Requirements: Out of the lines in this data, how many include "JSON"? Give the number and nothing else.
§
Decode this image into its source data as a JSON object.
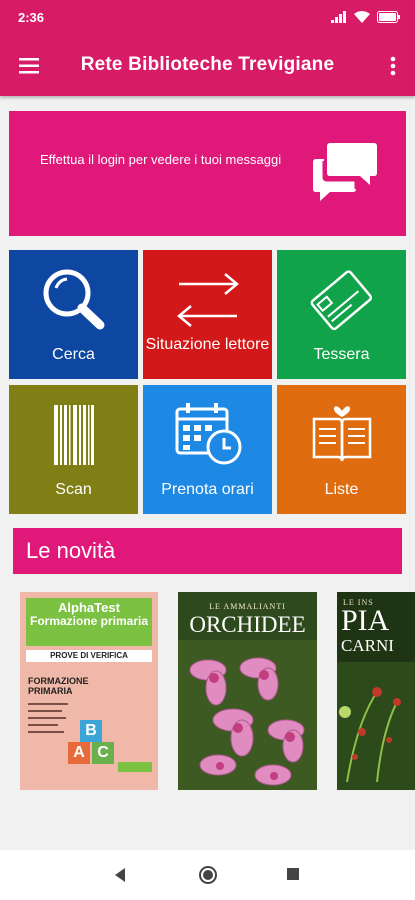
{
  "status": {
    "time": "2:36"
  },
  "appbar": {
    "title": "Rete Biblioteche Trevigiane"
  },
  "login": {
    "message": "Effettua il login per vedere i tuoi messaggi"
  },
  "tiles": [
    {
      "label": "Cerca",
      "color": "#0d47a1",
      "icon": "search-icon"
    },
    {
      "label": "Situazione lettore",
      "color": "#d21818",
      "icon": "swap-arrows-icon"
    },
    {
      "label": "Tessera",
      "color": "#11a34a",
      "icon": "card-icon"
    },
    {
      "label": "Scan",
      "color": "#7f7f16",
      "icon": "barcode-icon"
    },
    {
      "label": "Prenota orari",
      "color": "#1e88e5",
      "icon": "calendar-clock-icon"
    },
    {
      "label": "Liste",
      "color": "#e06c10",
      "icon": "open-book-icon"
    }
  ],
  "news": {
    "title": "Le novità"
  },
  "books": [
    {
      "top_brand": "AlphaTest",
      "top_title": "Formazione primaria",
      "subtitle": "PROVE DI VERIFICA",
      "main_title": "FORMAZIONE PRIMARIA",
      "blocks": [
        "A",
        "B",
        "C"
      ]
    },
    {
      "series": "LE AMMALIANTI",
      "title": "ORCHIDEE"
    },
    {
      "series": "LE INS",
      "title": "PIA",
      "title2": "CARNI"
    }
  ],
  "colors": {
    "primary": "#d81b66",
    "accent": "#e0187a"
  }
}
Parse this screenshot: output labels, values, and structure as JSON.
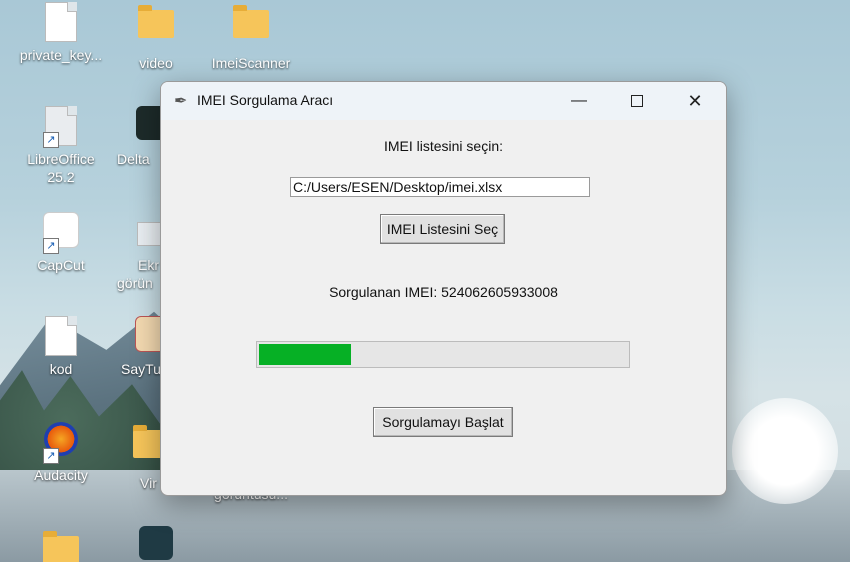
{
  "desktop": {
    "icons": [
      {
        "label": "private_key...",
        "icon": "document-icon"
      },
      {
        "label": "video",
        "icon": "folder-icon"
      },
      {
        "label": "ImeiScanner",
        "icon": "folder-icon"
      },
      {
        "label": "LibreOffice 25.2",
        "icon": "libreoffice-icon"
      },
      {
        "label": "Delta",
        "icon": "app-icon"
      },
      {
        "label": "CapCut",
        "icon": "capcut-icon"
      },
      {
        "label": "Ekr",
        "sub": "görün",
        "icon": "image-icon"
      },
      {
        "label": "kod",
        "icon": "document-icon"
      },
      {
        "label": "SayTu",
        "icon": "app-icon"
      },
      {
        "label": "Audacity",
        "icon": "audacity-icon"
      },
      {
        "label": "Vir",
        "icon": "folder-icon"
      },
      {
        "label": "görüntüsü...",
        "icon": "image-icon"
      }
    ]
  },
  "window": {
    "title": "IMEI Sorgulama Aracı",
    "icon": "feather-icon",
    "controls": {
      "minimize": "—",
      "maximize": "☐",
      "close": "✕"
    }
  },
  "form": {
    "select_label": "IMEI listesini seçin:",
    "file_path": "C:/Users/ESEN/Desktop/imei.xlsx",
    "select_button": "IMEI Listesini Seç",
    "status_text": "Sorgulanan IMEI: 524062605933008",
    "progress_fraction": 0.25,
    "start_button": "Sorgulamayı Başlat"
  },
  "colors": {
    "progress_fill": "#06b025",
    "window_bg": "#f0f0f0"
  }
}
§
Result for this exercise: 2